__INSTRUCTIONS FOR THE TASK__
Pull out the lines from the one containing "Enumerate this screenshot's" through the final line of the listing below and repeat them exactly. Leave the pictures behind.

__RECORDS FOR THIS TASK__
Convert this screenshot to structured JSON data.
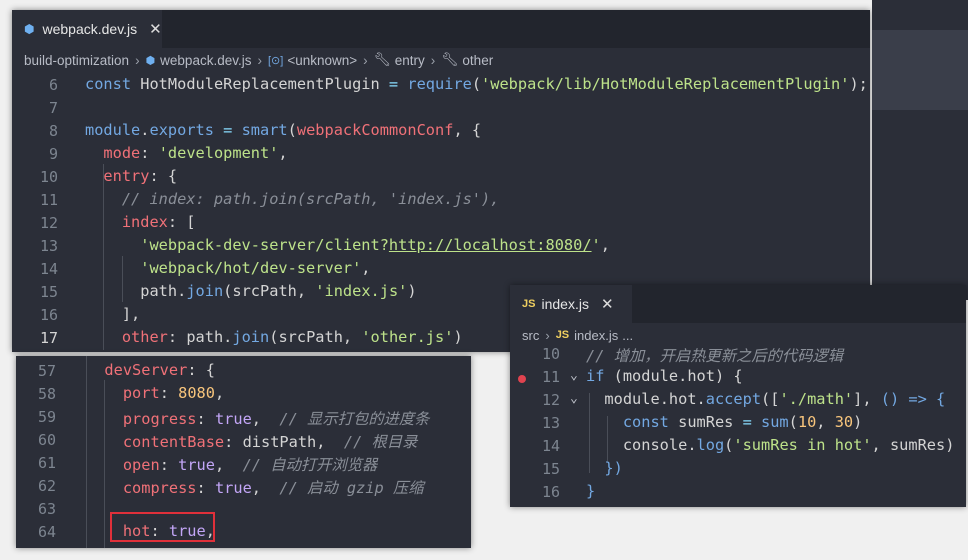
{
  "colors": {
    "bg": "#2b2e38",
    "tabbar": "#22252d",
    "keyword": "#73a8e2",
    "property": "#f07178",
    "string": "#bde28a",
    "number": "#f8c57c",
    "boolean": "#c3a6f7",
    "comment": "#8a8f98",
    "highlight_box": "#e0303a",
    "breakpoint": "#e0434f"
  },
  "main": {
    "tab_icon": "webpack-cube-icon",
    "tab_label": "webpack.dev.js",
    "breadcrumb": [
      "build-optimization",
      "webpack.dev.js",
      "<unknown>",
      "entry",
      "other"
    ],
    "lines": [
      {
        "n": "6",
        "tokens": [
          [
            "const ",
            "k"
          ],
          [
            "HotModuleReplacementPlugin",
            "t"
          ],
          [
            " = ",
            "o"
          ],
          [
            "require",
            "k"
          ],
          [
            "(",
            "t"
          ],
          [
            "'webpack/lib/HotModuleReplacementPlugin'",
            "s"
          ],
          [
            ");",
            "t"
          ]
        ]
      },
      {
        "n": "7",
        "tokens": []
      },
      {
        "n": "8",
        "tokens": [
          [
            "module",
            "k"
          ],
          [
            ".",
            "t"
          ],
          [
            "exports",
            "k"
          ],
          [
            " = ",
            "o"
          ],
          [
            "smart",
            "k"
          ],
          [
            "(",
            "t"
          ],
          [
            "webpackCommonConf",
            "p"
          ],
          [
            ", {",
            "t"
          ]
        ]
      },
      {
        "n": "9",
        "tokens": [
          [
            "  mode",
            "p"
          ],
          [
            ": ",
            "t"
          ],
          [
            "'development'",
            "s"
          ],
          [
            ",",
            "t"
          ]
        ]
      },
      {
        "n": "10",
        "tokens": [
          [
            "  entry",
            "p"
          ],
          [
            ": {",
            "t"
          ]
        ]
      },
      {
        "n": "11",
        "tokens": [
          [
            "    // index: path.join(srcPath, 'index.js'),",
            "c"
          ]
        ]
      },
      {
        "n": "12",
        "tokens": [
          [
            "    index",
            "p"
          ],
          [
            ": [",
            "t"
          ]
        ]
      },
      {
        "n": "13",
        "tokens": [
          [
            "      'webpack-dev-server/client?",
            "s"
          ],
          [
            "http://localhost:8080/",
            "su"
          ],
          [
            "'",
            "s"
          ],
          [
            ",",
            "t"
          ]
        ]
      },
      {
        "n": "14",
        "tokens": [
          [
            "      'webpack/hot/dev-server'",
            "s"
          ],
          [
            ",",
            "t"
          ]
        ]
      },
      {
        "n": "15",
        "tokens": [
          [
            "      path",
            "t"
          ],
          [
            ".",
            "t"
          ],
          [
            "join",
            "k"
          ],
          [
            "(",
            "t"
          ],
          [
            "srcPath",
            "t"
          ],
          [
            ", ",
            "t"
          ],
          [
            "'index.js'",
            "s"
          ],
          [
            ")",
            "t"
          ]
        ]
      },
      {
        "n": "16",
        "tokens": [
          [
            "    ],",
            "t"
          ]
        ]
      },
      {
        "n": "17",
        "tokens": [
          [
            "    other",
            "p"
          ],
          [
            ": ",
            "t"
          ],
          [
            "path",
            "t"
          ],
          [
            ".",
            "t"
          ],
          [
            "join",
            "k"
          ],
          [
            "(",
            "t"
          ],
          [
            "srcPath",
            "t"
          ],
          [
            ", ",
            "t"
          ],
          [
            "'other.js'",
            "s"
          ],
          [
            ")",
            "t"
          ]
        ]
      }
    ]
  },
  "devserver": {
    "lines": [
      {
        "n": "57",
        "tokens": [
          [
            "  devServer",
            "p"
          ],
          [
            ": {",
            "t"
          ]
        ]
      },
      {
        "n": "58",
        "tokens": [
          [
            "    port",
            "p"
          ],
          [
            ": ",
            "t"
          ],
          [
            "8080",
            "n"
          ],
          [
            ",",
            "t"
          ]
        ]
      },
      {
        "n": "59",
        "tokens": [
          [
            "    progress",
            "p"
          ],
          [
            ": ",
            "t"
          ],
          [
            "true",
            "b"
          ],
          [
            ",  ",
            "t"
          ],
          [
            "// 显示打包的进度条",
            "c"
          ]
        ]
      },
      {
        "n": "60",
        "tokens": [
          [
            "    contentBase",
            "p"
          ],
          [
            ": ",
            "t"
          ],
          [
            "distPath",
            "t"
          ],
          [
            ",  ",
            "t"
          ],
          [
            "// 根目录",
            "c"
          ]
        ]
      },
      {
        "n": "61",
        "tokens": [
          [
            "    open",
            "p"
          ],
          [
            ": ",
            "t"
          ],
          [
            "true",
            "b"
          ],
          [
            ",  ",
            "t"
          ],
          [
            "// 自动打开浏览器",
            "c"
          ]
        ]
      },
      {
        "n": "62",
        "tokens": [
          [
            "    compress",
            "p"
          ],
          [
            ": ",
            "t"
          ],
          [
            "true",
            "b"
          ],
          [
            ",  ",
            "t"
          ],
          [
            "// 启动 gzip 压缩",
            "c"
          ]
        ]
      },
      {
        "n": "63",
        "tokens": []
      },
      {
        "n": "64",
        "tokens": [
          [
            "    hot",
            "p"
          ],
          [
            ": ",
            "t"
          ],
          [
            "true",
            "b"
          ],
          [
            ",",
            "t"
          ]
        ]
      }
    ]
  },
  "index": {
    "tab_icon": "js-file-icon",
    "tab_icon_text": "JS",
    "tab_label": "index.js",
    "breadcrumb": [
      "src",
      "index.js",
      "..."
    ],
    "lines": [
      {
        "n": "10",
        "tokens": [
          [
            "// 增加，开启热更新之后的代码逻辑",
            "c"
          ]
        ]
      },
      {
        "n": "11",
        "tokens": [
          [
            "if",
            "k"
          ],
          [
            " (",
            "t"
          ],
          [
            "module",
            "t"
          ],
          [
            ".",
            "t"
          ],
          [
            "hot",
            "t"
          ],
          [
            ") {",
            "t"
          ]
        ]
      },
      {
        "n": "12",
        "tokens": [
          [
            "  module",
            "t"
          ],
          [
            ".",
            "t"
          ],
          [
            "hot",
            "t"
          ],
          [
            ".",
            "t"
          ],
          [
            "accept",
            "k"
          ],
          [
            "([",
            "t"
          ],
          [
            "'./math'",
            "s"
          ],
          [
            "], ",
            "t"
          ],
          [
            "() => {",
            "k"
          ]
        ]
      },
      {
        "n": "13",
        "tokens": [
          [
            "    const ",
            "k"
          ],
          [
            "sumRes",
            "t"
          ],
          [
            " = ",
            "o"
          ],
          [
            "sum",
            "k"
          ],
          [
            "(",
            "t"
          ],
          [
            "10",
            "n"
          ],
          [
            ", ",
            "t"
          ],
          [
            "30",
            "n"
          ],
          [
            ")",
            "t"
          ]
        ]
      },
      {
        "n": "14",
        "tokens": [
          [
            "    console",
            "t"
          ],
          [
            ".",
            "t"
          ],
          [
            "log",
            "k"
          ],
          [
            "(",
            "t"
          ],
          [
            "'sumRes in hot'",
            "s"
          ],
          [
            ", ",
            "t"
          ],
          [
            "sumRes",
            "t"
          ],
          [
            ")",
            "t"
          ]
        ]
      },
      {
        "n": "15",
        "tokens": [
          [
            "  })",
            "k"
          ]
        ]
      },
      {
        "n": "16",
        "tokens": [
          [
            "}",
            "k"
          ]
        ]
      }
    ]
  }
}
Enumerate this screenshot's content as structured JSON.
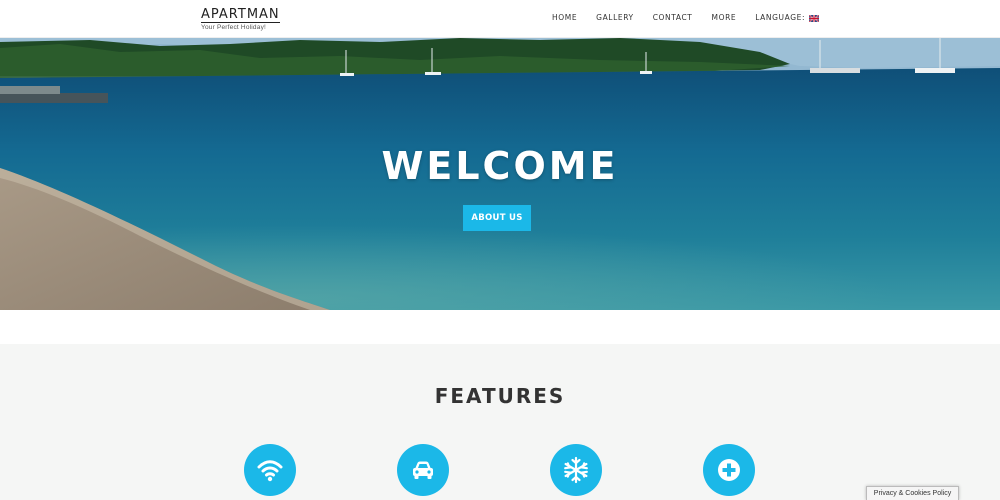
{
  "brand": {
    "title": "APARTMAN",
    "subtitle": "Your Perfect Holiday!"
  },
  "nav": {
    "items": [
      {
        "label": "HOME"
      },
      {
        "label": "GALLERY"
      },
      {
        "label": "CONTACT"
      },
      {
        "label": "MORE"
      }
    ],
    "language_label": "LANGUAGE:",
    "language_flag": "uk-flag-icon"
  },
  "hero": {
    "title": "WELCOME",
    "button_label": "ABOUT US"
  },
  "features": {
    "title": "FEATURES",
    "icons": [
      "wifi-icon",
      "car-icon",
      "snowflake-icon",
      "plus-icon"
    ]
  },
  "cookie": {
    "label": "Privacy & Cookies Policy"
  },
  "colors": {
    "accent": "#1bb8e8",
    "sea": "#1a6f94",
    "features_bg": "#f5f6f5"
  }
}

__EXERCISE ANSWER__
Enumerate this screenshot's content as structured JSON.
{
  "brand": {
    "title": "APARTMAN",
    "subtitle": "Your Perfect Holiday!"
  },
  "nav": {
    "items": [
      {
        "label": "HOME"
      },
      {
        "label": "GALLERY"
      },
      {
        "label": "CONTACT"
      },
      {
        "label": "MORE"
      }
    ],
    "language_label": "LANGUAGE:",
    "language_flag": "uk-flag-icon"
  },
  "hero": {
    "title": "WELCOME",
    "button_label": "ABOUT US"
  },
  "features": {
    "title": "FEATURES",
    "icons": [
      "wifi-icon",
      "car-icon",
      "snowflake-icon",
      "plus-icon"
    ]
  },
  "cookie": {
    "label": "Privacy & Cookies Policy"
  },
  "colors": {
    "accent": "#1bb8e8",
    "sea": "#1a6f94",
    "features_bg": "#f5f6f5"
  }
}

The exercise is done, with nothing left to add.